= STATED GOAL =
Find every line in the records below that contains the word "into", and copy each such line.

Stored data
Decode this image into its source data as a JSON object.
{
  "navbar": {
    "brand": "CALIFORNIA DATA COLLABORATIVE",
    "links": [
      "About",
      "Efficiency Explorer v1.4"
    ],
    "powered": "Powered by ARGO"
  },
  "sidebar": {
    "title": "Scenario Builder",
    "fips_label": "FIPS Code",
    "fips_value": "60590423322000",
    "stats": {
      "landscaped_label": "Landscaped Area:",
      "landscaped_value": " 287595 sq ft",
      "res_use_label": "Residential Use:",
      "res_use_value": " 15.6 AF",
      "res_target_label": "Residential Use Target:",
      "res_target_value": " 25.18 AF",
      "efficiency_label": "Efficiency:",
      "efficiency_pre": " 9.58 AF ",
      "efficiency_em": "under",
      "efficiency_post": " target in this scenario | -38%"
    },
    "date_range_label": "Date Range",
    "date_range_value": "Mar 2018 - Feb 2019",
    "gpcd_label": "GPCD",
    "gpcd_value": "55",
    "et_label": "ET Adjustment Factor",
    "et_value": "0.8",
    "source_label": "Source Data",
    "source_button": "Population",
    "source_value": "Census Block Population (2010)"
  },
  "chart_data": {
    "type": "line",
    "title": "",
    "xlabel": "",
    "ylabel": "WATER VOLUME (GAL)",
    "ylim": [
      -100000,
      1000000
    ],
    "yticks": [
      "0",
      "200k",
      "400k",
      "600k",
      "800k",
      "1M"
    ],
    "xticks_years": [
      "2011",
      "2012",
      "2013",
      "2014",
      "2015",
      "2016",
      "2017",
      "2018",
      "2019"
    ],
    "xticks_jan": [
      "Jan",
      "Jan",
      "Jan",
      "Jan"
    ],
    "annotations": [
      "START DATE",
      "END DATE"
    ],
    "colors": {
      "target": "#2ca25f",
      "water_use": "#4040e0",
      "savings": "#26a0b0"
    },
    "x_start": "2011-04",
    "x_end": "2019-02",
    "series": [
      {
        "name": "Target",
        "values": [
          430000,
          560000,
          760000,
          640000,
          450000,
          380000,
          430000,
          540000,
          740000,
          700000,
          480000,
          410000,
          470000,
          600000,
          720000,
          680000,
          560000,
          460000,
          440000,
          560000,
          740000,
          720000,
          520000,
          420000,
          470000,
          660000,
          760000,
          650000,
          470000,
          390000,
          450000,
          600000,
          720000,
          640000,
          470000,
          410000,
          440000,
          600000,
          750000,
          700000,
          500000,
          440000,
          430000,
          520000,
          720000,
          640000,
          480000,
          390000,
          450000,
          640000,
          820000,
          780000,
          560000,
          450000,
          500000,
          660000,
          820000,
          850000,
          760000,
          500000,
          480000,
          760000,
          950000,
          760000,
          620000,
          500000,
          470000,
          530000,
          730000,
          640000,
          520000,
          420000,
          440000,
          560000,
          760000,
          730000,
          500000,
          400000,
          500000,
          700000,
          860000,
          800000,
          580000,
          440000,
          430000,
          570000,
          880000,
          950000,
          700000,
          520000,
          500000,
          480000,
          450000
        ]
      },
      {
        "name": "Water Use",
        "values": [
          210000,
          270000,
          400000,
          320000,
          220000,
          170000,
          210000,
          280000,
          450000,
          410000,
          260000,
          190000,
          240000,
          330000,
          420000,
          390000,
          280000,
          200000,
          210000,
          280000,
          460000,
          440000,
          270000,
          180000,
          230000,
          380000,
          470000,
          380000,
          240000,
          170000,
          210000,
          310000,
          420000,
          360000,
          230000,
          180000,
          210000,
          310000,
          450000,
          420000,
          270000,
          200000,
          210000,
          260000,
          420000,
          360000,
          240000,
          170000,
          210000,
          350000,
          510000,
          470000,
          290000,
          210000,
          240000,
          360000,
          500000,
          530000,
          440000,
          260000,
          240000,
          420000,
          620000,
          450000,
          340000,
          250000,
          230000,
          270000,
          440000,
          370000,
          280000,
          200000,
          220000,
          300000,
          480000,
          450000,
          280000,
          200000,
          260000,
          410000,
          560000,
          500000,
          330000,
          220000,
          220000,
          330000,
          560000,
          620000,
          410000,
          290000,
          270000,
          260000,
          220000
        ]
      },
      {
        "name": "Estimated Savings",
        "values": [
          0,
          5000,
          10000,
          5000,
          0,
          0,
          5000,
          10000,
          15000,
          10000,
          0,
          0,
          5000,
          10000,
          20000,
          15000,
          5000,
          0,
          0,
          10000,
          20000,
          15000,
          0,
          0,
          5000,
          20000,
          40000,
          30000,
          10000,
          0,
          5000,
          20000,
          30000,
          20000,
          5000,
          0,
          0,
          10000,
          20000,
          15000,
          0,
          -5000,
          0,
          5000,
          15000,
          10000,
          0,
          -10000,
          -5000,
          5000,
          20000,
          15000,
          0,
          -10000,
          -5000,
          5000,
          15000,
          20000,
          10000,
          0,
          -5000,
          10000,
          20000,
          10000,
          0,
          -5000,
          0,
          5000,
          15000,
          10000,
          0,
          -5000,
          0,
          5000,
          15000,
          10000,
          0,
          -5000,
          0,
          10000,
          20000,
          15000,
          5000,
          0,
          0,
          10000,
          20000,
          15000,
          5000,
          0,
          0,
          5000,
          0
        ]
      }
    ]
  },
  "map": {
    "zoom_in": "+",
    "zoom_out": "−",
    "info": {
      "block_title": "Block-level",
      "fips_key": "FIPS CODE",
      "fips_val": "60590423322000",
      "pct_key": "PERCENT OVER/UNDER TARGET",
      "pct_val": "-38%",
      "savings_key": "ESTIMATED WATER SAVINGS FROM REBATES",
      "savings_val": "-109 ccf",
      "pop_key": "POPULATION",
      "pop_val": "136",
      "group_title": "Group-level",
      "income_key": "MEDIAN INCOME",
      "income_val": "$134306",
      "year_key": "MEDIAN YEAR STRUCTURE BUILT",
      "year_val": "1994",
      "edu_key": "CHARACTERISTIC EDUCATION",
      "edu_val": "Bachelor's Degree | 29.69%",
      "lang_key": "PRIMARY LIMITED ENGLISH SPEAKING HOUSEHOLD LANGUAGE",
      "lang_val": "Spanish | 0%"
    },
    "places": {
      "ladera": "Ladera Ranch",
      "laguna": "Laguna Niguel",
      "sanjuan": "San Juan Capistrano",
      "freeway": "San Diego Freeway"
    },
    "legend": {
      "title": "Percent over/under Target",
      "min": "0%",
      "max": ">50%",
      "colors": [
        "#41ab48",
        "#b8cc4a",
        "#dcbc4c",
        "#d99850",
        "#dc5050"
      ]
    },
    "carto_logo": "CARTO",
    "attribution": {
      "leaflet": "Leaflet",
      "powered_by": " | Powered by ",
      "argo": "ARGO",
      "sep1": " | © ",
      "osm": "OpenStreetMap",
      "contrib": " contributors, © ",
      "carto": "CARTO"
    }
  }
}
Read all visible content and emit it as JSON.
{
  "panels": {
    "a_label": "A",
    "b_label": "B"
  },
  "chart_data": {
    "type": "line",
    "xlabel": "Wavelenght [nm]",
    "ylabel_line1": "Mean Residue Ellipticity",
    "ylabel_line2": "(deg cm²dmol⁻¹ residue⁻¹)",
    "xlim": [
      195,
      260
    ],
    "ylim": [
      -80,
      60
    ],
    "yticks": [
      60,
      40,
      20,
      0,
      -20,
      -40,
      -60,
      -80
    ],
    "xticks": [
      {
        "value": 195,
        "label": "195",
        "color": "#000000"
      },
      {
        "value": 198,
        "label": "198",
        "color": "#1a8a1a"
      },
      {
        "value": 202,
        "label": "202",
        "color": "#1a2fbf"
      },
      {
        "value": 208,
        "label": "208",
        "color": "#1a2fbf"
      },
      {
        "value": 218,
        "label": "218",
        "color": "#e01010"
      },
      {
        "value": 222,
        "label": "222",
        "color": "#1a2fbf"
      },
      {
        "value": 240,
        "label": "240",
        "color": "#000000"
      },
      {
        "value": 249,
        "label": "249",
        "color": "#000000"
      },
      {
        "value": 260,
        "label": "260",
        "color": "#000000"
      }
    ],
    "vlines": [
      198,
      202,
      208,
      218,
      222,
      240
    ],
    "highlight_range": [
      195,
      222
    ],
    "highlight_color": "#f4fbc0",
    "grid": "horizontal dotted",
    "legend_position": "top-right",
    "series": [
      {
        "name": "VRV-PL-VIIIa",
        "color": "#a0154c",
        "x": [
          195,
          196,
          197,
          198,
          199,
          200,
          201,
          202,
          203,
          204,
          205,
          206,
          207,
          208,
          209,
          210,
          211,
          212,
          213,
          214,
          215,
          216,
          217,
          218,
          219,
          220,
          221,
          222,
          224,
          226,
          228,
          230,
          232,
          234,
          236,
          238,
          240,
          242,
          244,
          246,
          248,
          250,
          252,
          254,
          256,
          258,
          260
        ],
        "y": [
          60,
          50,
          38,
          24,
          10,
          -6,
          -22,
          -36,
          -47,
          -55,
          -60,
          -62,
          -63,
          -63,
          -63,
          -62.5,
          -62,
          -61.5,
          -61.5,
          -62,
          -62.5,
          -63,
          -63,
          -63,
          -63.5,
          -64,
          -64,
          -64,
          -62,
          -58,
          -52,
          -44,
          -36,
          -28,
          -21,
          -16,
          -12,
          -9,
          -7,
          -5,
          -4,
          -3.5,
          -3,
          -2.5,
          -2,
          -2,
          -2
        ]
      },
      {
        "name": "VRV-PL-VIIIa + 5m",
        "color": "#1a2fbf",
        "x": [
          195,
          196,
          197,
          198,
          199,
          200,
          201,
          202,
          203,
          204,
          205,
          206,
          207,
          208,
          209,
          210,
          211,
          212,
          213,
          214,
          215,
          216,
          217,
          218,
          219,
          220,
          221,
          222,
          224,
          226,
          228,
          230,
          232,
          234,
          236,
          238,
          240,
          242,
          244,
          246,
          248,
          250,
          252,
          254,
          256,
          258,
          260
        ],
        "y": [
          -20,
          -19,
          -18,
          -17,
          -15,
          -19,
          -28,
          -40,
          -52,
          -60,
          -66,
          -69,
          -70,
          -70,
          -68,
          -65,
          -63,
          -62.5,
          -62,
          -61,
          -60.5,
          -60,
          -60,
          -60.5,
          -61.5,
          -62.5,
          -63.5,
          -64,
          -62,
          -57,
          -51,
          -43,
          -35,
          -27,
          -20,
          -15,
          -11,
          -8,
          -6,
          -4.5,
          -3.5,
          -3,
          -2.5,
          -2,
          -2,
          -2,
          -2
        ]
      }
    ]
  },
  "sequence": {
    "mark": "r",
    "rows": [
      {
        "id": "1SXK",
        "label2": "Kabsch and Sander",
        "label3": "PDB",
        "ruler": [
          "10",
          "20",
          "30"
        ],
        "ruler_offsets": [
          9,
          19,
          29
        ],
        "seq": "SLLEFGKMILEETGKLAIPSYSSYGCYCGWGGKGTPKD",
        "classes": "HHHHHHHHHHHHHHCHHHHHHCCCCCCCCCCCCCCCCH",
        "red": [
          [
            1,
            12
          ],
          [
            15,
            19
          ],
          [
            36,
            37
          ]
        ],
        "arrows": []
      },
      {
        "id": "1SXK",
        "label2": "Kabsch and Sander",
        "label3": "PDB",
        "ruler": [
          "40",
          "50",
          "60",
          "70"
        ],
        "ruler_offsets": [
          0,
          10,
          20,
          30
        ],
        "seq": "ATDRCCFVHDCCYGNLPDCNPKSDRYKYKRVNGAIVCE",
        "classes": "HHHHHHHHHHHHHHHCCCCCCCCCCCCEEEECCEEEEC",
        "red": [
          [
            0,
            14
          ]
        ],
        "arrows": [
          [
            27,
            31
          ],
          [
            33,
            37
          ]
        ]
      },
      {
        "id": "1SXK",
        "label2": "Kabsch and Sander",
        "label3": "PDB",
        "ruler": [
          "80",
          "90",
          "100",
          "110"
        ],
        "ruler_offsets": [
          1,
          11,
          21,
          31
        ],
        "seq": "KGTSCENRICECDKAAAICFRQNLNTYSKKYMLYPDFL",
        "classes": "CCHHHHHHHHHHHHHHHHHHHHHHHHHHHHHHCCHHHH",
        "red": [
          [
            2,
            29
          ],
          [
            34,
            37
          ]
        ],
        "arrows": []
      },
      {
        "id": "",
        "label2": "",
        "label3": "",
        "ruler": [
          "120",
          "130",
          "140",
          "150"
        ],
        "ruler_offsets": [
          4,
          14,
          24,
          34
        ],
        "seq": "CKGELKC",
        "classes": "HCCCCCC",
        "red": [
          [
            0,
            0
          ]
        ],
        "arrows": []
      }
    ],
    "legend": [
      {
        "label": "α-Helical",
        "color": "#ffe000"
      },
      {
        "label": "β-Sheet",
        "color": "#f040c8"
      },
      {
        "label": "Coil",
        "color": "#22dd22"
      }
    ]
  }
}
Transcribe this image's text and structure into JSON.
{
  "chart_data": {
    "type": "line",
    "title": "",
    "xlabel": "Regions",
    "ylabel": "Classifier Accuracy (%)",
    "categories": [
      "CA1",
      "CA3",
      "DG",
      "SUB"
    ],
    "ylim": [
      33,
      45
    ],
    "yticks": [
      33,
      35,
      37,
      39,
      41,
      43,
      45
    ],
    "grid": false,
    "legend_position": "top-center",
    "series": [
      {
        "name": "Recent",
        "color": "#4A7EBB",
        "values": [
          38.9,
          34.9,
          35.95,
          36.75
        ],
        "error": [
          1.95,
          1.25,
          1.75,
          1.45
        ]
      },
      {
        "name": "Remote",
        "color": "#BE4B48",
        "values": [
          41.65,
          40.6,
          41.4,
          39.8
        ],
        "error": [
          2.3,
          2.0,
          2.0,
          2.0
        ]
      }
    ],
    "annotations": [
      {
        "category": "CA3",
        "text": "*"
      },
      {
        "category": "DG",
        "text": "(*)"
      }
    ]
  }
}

= ANSWER FOR THE TASK =
Decode this image into its source data as a JSON object.
Transcribe this image's text and structure into JSON.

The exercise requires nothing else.